In the records below, give the lines starting at the one containing "Where is each" and ending at the one containing "city-label-chanute: CHANUTE [26,625,146,653]" as a numbered list, with blank lines and pictures left out.

**Provided data:**
○ ○ ○
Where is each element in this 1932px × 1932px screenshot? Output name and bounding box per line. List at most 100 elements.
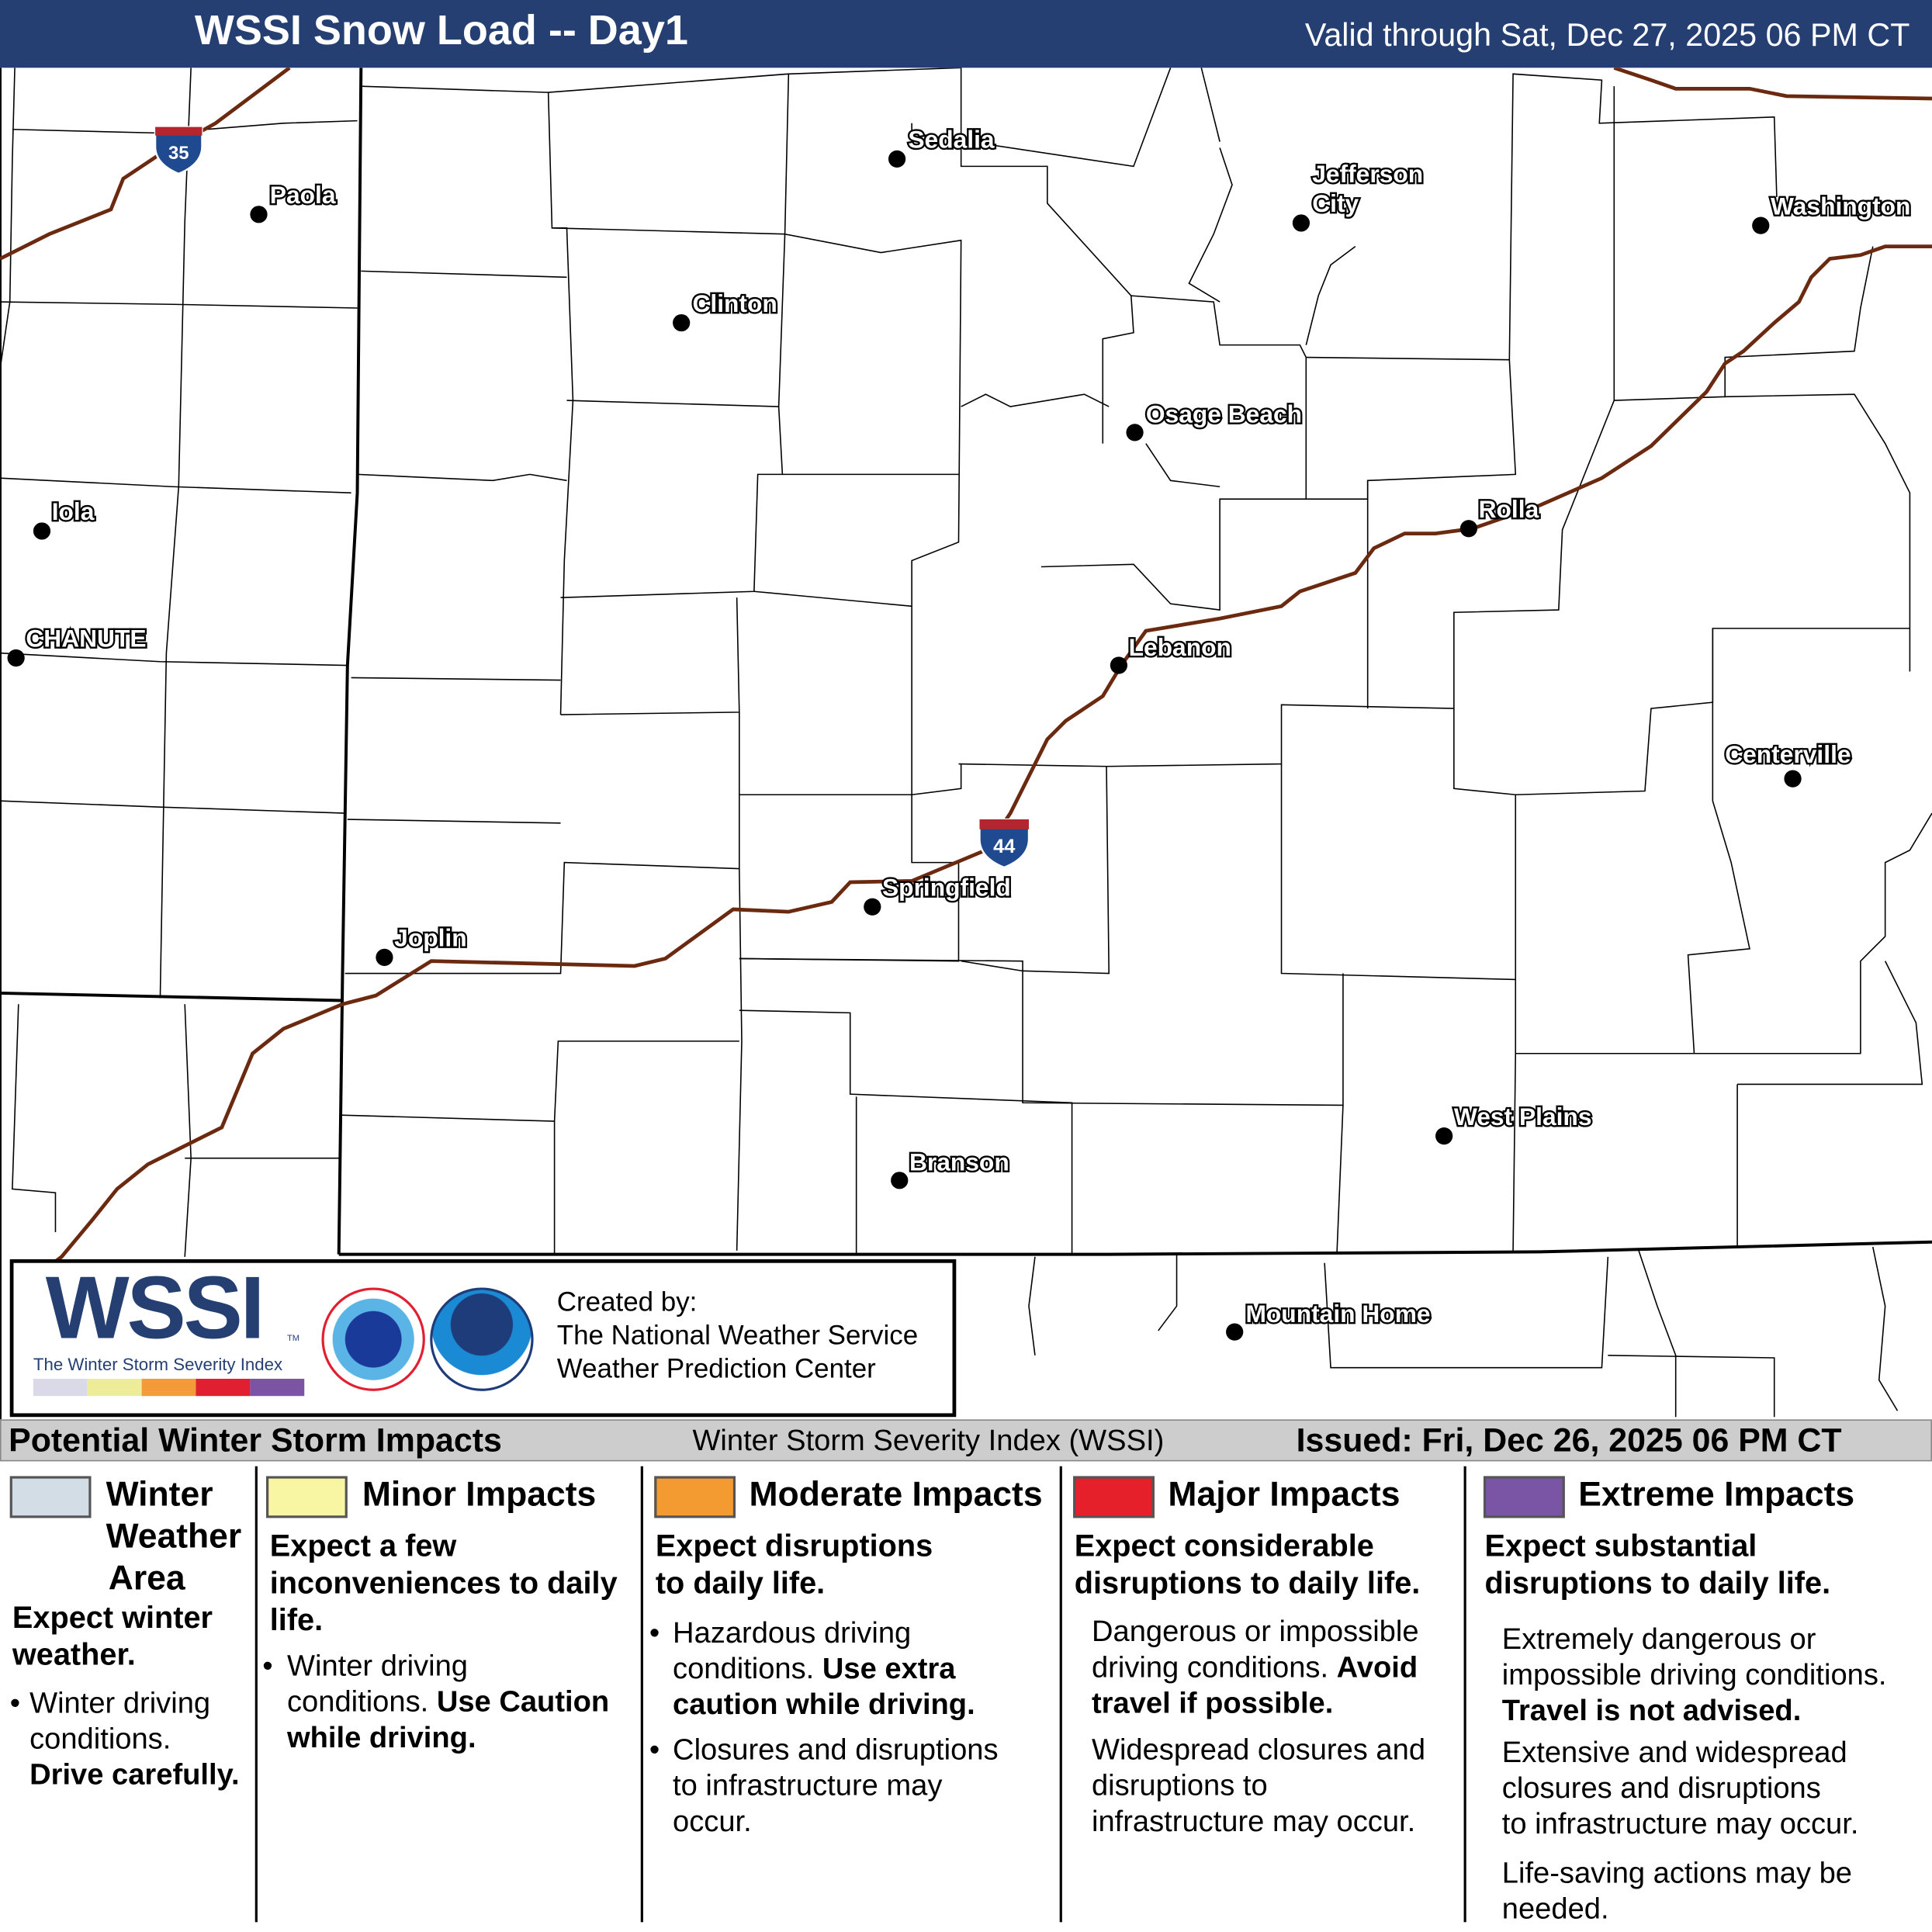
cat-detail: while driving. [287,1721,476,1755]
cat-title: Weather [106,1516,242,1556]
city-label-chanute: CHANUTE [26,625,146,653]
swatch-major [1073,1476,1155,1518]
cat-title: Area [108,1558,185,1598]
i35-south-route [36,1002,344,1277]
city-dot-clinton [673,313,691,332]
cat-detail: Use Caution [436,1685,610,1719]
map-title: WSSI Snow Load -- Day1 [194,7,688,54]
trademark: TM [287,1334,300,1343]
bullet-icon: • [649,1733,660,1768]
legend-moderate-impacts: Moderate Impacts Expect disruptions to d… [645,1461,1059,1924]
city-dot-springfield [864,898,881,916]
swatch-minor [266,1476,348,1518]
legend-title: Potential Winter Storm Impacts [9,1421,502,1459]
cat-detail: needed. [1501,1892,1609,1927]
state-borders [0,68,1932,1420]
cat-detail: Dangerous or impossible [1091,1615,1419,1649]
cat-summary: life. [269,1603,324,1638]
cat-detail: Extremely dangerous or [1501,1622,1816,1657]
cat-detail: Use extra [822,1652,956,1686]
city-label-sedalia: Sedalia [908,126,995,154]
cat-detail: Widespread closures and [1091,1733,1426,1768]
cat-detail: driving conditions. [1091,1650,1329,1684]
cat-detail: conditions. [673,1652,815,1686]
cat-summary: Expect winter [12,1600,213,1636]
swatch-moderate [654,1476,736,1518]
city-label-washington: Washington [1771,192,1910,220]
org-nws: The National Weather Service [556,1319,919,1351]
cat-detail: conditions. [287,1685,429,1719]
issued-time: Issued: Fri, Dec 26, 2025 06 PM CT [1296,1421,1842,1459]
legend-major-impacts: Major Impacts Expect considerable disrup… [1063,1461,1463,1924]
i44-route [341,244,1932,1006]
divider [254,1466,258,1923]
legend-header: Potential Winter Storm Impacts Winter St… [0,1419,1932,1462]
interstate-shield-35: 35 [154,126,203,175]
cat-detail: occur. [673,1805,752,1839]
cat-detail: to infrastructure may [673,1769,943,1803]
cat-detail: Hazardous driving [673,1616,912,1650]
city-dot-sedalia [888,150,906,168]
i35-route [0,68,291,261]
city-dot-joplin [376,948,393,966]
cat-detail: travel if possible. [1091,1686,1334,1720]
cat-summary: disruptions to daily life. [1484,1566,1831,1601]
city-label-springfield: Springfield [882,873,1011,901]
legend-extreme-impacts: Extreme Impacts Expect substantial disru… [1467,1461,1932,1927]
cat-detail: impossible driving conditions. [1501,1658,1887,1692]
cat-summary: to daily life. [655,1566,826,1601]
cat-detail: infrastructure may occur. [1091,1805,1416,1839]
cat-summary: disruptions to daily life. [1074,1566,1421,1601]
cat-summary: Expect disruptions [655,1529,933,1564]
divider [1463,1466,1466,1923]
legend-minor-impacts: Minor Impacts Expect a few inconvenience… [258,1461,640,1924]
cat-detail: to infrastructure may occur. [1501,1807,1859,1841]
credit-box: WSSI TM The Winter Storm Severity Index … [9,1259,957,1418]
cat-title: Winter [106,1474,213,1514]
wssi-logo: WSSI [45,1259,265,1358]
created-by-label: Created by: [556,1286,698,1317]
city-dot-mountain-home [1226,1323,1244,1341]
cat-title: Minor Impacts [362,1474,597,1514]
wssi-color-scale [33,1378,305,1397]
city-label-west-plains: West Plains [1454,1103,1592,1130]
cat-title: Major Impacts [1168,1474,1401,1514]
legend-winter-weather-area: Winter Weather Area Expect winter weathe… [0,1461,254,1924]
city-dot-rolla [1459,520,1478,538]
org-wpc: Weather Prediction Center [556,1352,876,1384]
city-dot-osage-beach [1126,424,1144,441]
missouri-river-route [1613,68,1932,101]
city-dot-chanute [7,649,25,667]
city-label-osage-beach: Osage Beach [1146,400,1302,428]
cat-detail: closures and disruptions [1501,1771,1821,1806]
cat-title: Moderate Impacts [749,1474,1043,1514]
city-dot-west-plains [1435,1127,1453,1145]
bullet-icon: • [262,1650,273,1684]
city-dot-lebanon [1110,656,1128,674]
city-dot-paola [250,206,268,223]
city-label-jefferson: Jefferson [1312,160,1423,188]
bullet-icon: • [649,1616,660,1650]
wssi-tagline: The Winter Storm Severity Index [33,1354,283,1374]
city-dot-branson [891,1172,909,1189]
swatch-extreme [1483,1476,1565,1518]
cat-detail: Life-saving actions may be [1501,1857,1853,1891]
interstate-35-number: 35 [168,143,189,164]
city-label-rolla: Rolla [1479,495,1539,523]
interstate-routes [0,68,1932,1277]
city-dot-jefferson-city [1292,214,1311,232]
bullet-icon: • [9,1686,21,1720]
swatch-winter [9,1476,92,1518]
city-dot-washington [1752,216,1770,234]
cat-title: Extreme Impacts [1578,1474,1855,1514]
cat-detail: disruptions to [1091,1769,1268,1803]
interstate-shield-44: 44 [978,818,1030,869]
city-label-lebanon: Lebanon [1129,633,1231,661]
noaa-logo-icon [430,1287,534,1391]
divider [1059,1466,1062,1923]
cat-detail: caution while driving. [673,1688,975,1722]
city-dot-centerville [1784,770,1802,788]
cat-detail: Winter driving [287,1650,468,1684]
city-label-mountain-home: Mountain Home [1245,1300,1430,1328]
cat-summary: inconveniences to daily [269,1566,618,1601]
○ ○ ○
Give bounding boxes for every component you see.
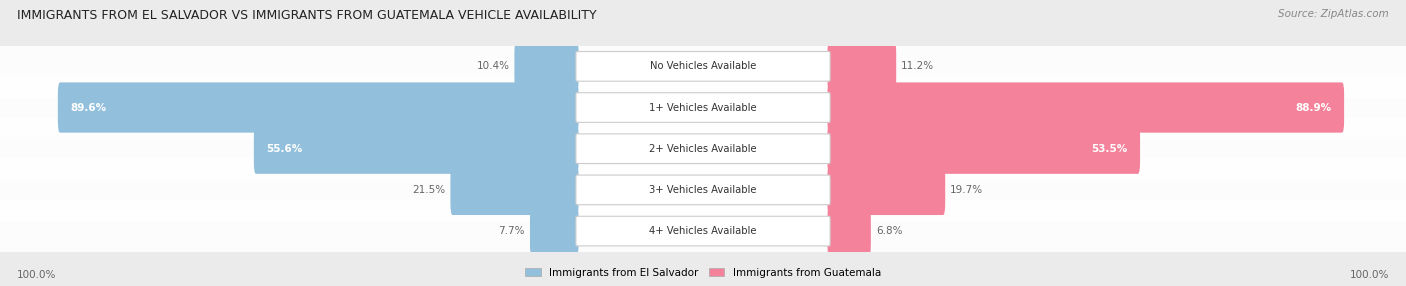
○ ○ ○
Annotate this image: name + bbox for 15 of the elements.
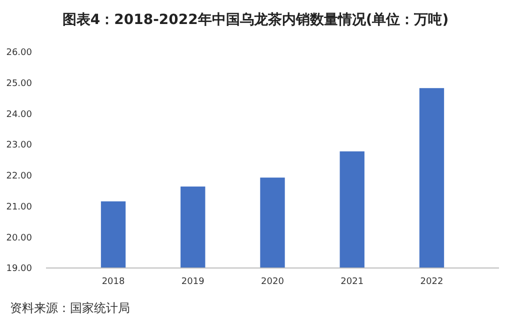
○ ○ ○
**Exercise output:**
1. Where is each element in this 1932px × 1932px screenshot? Output name and bounding box per line. List at most 100 elements.
2. cat-detail: while driving. [287,1721,476,1755]
3. cat-title: Weather [106,1516,242,1556]
4. city-label-chanute: CHANUTE [26,625,146,653]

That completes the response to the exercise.